BEGIN Provided records
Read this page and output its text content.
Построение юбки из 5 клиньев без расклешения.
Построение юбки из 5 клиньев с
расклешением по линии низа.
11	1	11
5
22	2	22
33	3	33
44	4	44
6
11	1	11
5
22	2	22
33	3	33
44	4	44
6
END Provided records
**Exercise brief:** Each line that has the word "юбки" counts once. How many such lines are in the data? Give the number alone.

**Response to this exercise:** 2